Task goal
Give back every line of the material exactly, as it appears below.

• • •

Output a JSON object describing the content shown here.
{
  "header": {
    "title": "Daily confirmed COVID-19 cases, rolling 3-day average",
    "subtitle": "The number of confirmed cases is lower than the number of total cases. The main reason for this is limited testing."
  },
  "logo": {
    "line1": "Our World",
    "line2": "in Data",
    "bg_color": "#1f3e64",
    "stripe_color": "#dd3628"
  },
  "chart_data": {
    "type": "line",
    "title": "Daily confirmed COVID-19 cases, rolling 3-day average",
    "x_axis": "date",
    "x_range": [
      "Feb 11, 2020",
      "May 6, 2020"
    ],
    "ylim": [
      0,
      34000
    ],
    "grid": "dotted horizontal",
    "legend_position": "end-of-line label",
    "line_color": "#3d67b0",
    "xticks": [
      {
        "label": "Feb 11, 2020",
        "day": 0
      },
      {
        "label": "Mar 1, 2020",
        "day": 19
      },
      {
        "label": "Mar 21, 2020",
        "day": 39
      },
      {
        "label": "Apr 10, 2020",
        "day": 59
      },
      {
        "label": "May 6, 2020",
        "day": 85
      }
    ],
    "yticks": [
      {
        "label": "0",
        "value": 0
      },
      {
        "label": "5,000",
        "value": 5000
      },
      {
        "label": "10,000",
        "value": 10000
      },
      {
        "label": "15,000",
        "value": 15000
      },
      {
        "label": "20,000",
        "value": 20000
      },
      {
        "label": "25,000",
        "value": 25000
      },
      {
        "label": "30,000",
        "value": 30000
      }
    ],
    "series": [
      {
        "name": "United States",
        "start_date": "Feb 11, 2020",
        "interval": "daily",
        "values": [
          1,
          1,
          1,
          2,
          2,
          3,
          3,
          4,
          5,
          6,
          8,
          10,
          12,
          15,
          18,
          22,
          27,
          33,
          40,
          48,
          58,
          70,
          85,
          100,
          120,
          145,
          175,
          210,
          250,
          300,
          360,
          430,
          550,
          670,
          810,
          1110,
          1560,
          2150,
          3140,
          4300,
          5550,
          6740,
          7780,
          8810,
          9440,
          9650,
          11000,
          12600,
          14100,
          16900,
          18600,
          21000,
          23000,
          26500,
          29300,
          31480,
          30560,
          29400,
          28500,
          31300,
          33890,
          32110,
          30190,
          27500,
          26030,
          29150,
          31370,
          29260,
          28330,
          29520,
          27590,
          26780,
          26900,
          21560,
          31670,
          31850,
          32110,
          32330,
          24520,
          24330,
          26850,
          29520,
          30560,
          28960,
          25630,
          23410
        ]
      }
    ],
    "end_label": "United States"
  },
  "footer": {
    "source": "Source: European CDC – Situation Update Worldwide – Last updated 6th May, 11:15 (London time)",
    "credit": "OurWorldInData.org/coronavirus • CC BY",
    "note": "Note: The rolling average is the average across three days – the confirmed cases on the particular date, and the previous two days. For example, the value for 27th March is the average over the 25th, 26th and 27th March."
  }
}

• • •

Exercise result
Output a JSON object describing the content shown here.
{
  "header": {
    "title": "Daily confirmed COVID-19 cases, rolling 3-day average",
    "subtitle": "The number of confirmed cases is lower than the number of total cases. The main reason for this is limited testing."
  },
  "logo": {
    "line1": "Our World",
    "line2": "in Data",
    "bg_color": "#1f3e64",
    "stripe_color": "#dd3628"
  },
  "chart_data": {
    "type": "line",
    "title": "Daily confirmed COVID-19 cases, rolling 3-day average",
    "x_axis": "date",
    "x_range": [
      "Feb 11, 2020",
      "May 6, 2020"
    ],
    "ylim": [
      0,
      34000
    ],
    "grid": "dotted horizontal",
    "legend_position": "end-of-line label",
    "line_color": "#3d67b0",
    "xticks": [
      {
        "label": "Feb 11, 2020",
        "day": 0
      },
      {
        "label": "Mar 1, 2020",
        "day": 19
      },
      {
        "label": "Mar 21, 2020",
        "day": 39
      },
      {
        "label": "Apr 10, 2020",
        "day": 59
      },
      {
        "label": "May 6, 2020",
        "day": 85
      }
    ],
    "yticks": [
      {
        "label": "0",
        "value": 0
      },
      {
        "label": "5,000",
        "value": 5000
      },
      {
        "label": "10,000",
        "value": 10000
      },
      {
        "label": "15,000",
        "value": 15000
      },
      {
        "label": "20,000",
        "value": 20000
      },
      {
        "label": "25,000",
        "value": 25000
      },
      {
        "label": "30,000",
        "value": 30000
      }
    ],
    "series": [
      {
        "name": "United States",
        "start_date": "Feb 11, 2020",
        "interval": "daily",
        "values": [
          1,
          1,
          1,
          2,
          2,
          3,
          3,
          4,
          5,
          6,
          8,
          10,
          12,
          15,
          18,
          22,
          27,
          33,
          40,
          48,
          58,
          70,
          85,
          100,
          120,
          145,
          175,
          210,
          250,
          300,
          360,
          430,
          550,
          670,
          810,
          1110,
          1560,
          2150,
          3140,
          4300,
          5550,
          6740,
          7780,
          8810,
          9440,
          9650,
          11000,
          12600,
          14100,
          16900,
          18600,
          21000,
          23000,
          26500,
          29300,
          31480,
          30560,
          29400,
          28500,
          31300,
          33890,
          32110,
          30190,
          27500,
          26030,
          29150,
          31370,
          29260,
          28330,
          29520,
          27590,
          26780,
          26900,
          21560,
          31670,
          31850,
          32110,
          32330,
          24520,
          24330,
          26850,
          29520,
          30560,
          28960,
          25630,
          23410
        ]
      }
    ],
    "end_label": "United States"
  },
  "footer": {
    "source": "Source: European CDC – Situation Update Worldwide – Last updated 6th May, 11:15 (London time)",
    "credit": "OurWorldInData.org/coronavirus • CC BY",
    "note": "Note: The rolling average is the average across three days – the confirmed cases on the particular date, and the previous two days. For example, the value for 27th March is the average over the 25th, 26th and 27th March."
  }
}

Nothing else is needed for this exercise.